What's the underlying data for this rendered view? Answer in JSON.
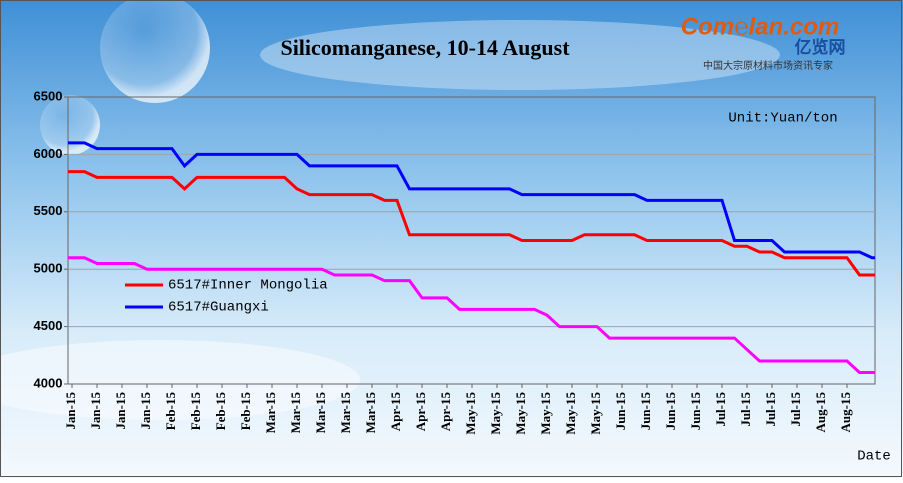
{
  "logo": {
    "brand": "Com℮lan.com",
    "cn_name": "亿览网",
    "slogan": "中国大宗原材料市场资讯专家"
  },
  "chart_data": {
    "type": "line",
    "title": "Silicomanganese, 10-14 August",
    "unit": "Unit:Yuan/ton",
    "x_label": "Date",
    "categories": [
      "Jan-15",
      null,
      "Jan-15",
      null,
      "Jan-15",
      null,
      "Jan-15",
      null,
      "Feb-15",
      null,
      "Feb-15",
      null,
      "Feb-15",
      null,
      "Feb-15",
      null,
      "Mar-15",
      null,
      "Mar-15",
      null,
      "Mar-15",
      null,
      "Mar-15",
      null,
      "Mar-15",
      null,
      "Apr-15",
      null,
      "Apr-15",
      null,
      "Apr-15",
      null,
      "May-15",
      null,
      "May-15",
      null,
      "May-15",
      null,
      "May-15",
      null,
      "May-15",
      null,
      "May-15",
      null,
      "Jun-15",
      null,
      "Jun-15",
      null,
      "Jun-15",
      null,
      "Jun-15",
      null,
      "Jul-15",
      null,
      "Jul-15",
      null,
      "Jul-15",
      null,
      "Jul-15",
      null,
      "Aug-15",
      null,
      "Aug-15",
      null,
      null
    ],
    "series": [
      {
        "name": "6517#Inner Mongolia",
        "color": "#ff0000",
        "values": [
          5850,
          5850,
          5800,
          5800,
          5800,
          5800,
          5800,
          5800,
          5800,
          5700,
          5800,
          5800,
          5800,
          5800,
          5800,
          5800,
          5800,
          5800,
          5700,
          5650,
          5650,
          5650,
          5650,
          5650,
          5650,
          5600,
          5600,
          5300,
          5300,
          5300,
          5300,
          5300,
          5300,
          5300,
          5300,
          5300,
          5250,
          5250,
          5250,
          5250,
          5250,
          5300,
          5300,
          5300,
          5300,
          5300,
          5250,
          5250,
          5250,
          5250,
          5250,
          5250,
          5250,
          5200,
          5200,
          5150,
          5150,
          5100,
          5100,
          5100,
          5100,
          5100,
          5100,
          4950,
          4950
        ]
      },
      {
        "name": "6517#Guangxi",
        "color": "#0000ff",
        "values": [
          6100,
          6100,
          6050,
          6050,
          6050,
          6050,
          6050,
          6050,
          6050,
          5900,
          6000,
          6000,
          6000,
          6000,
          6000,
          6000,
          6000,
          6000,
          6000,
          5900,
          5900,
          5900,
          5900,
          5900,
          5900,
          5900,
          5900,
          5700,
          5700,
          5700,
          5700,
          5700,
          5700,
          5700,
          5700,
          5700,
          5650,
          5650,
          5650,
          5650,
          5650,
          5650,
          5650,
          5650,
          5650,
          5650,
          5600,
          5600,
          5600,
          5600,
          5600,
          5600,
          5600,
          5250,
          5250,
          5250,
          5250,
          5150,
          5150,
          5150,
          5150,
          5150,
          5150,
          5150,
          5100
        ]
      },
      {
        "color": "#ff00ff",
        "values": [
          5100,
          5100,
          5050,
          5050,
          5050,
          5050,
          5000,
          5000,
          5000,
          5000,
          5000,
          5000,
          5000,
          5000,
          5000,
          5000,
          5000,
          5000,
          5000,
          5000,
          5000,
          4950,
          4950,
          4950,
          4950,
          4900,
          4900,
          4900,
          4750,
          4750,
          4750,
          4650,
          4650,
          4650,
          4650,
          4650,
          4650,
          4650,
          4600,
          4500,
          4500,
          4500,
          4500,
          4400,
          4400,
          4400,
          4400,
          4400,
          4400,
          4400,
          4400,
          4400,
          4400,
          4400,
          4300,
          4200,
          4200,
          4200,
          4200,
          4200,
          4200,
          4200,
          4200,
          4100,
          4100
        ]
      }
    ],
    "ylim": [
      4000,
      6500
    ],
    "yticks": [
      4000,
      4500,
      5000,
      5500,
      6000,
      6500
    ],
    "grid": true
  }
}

** PROBLEM TO WORK ON **
Every line that holds the word "color" counts once; state the total number of such lines and nothing else.

** RESULT FOR THIS TASK **
3